## TASK
Scan the following material for the string "block" and copy each line in which it appears.
** Begin **
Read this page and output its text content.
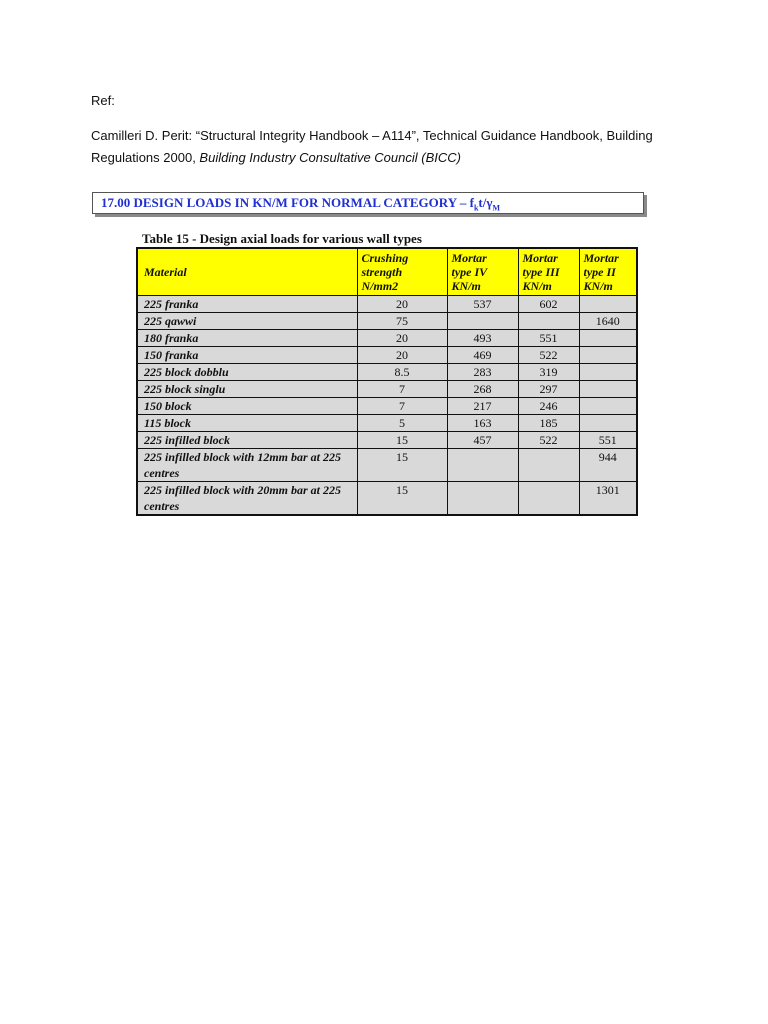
Ref:
Camilleri D. Perit: “Structural Integrity Handbook – A114”, Technical Guidance Handbook, Building Regulations 2000, Building Industry Consultative Council (BICC)
17.00 DESIGN LOADS IN KN/M FOR NORMAL CATEGORY – $f_kt/\gamma_M$
Table 15 - Design axial loads for various wall types
Material	Crushing
strength
N/mm2	Mortar
type IV
KN/m	Mortar
type III
KN/m	Mortar
type II
KN/m
225 franka	20	537	602	
225 qawwi	75			1640
180 franka	20	493	551	
150 franka	20	469	522	
225 block dobblu	8.5	283	319	
225 block singlu	7	268	297	
150 block	7	217	246	
115 block	5	163	185	
225 infilled block	15	457	522	551
225 infilled block with 12mm bar at 225 centres	15			944
225 infilled block with 20mm bar at 225 centres	15			1301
** End **
## TASK ANSWER
225 block dobblu	8.5	283	319	
225 block singlu	7	268	297	
150 block	7	217	246	
115 block	5	163	185	
225 infilled block	15	457	522	551
225 infilled block with 12mm bar at 225 centres	15			944
225 infilled block with 20mm bar at 225 centres	15			1301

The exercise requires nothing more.